== PROVIDED ENTRIES

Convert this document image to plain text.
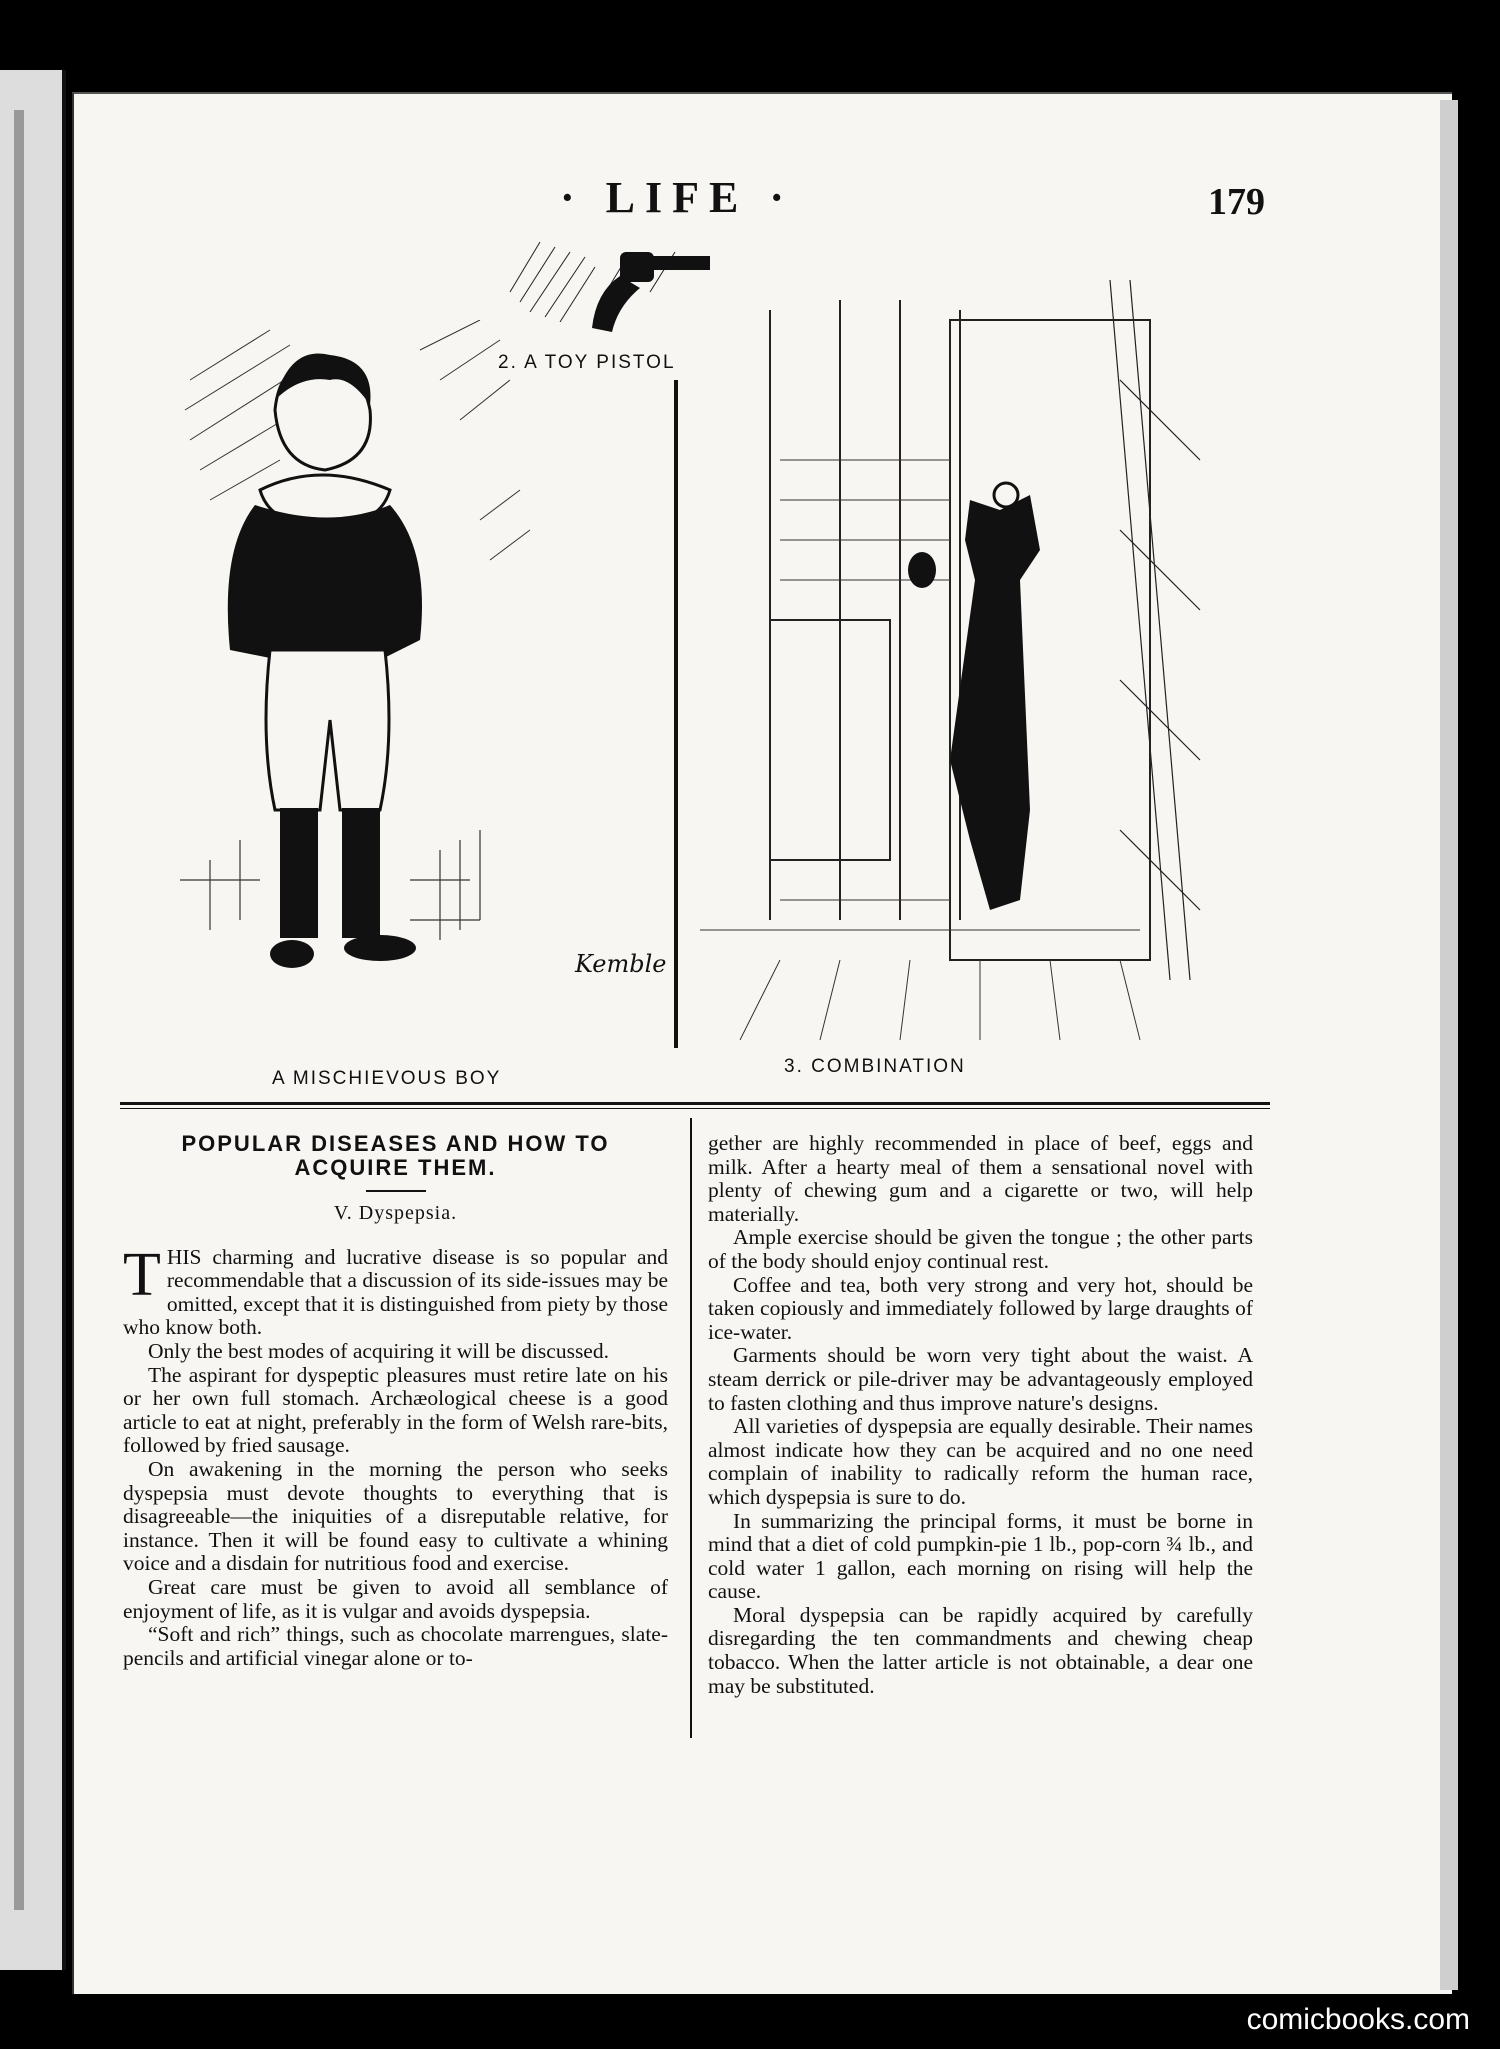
· LIFE ·	179
2. A TOY PISTOL
Kemble
A MISCHIEVOUS BOY
3. COMBINATION
POPULAR DISEASES AND HOW TO ACQUIRE THEM.
V. Dyspepsia.

THIS charming and lucrative disease is so popular and recommendable that a discussion of its side-issues may be omitted, except that it is distinguished from piety by those who know both.

Only the best modes of acquiring it will be discussed.

The aspirant for dyspeptic pleasures must retire late on his or her own full stomach. Archæological cheese is a good article to eat at night, preferably in the form of Welsh rare-bits, followed by fried sausage.

On awakening in the morning the person who seeks dyspepsia must devote thoughts to everything that is disagreeable—the iniquities of a disreputable relative, for instance. Then it will be found easy to cultivate a whining voice and a disdain for nutritious food and exercise.

Great care must be given to avoid all semblance of enjoyment of life, as it is vulgar and avoids dyspepsia.

“Soft and rich” things, such as chocolate marrengues, slate-pencils and artificial vinegar alone or to-

gether are highly recommended in place of beef, eggs and milk. After a hearty meal of them a sensational novel with plenty of chewing gum and a cigarette or two, will help materially.

Ample exercise should be given the tongue ; the other parts of the body should enjoy continual rest.

Coffee and tea, both very strong and very hot, should be taken copiously and immediately followed by large draughts of ice-water.

Garments should be worn very tight about the waist. A steam derrick or pile-driver may be advantageously employed to fasten clothing and thus improve nature's designs.

All varieties of dyspepsia are equally desirable. Their names almost indicate how they can be acquired and no one need complain of inability to radically reform the human race, which dyspepsia is sure to do.

In summarizing the principal forms, it must be borne in mind that a diet of cold pumpkin-pie 1 lb., pop-corn ¾ lb., and cold water 1 gallon, each morning on rising will help the cause.

Moral dyspepsia can be rapidly acquired by carefully disregarding the ten commandments and chewing cheap tobacco. When the latter article is not obtainable, a dear one may be substituted.

comicbooks.com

====

= PROBLEM DESCRIPTION =
Gather all lines where the word "both" appears.

= WRITTEN RESPONSE =
THIS charming and lucrative disease is so popular and recommendable that a discussion of its side-issues may be omitted, except that it is distinguished from piety by those who know both.
Coffee and tea, both very strong and very hot, should be taken copiously and immediately followed by large draughts of ice-water.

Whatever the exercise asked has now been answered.